Requirement:
Exactly reproduce each line of the listing that follows.

+++

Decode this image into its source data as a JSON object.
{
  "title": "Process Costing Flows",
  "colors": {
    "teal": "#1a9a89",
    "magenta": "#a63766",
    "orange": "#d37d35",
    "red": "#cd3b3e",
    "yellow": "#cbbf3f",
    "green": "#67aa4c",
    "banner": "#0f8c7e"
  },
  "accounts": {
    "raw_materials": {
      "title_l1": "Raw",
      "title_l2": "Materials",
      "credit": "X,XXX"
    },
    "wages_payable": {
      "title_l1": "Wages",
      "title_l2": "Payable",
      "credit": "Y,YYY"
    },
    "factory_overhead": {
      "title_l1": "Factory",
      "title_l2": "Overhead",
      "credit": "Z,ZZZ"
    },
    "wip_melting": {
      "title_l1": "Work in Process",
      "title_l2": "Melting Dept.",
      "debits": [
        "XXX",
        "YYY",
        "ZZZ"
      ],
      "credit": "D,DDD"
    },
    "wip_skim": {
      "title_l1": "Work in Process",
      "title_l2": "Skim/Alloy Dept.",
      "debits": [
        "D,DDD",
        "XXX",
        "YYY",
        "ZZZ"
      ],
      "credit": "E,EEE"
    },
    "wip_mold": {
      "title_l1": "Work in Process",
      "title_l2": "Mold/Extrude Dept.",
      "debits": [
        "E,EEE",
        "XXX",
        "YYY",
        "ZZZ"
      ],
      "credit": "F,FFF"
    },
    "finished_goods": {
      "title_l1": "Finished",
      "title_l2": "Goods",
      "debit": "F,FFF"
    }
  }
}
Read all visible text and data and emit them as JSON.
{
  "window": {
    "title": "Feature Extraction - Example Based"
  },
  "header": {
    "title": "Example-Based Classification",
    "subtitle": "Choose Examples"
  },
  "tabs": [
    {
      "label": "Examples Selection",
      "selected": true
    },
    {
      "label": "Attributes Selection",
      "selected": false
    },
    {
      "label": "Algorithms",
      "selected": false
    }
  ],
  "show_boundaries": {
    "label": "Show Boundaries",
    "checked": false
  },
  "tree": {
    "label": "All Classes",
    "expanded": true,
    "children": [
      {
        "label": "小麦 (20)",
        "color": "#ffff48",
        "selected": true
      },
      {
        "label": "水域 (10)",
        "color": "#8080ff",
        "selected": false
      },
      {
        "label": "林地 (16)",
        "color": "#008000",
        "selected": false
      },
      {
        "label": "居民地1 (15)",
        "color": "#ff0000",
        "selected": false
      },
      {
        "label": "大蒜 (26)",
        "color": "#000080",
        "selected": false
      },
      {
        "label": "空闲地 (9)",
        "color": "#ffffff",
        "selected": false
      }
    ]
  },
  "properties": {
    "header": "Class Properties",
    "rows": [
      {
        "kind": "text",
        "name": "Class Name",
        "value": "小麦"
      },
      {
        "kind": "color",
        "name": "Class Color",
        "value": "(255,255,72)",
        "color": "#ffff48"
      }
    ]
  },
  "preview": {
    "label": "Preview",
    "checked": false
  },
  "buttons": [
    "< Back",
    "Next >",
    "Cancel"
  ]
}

+++

Solved problem:
Decode this image into its source data as a JSON object.
{
  "title": "Process Costing Flows",
  "colors": {
    "teal": "#1a9a89",
    "magenta": "#a63766",
    "orange": "#d37d35",
    "red": "#cd3b3e",
    "yellow": "#cbbf3f",
    "green": "#67aa4c",
    "banner": "#0f8c7e"
  },
  "accounts": {
    "raw_materials": {
      "title_l1": "Raw",
      "title_l2": "Materials",
      "credit": "X,XXX"
    },
    "wages_payable": {
      "title_l1": "Wages",
      "title_l2": "Payable",
      "credit": "Y,YYY"
    },
    "factory_overhead": {
      "title_l1": "Factory",
      "title_l2": "Overhead",
      "credit": "Z,ZZZ"
    },
    "wip_melting": {
      "title_l1": "Work in Process",
      "title_l2": "Melting Dept.",
      "debits": [
        "XXX",
        "YYY",
        "ZZZ"
      ],
      "credit": "D,DDD"
    },
    "wip_skim": {
      "title_l1": "Work in Process",
      "title_l2": "Skim/Alloy Dept.",
      "debits": [
        "D,DDD",
        "XXX",
        "YYY",
        "ZZZ"
      ],
      "credit": "E,EEE"
    },
    "wip_mold": {
      "title_l1": "Work in Process",
      "title_l2": "Mold/Extrude Dept.",
      "debits": [
        "E,EEE",
        "XXX",
        "YYY",
        "ZZZ"
      ],
      "credit": "F,FFF"
    },
    "finished_goods": {
      "title_l1": "Finished",
      "title_l2": "Goods",
      "debit": "F,FFF"
    }
  }
}
Read all visible text and data and emit them as JSON.
{
  "window": {
    "title": "Feature Extraction - Example Based"
  },
  "header": {
    "title": "Example-Based Classification",
    "subtitle": "Choose Examples"
  },
  "tabs": [
    {
      "label": "Examples Selection",
      "selected": true
    },
    {
      "label": "Attributes Selection",
      "selected": false
    },
    {
      "label": "Algorithms",
      "selected": false
    }
  ],
  "show_boundaries": {
    "label": "Show Boundaries",
    "checked": false
  },
  "tree": {
    "label": "All Classes",
    "expanded": true,
    "children": [
      {
        "label": "小麦 (20)",
        "color": "#ffff48",
        "selected": true
      },
      {
        "label": "水域 (10)",
        "color": "#8080ff",
        "selected": false
      },
      {
        "label": "林地 (16)",
        "color": "#008000",
        "selected": false
      },
      {
        "label": "居民地1 (15)",
        "color": "#ff0000",
        "selected": false
      },
      {
        "label": "大蒜 (26)",
        "color": "#000080",
        "selected": false
      },
      {
        "label": "空闲地 (9)",
        "color": "#ffffff",
        "selected": false
      }
    ]
  },
  "properties": {
    "header": "Class Properties",
    "rows": [
      {
        "kind": "text",
        "name": "Class Name",
        "value": "小麦"
      },
      {
        "kind": "color",
        "name": "Class Color",
        "value": "(255,255,72)",
        "color": "#ffff48"
      }
    ]
  },
  "preview": {
    "label": "Preview",
    "checked": false
  },
  "buttons": [
    "< Back",
    "Next >",
    "Cancel"
  ]
}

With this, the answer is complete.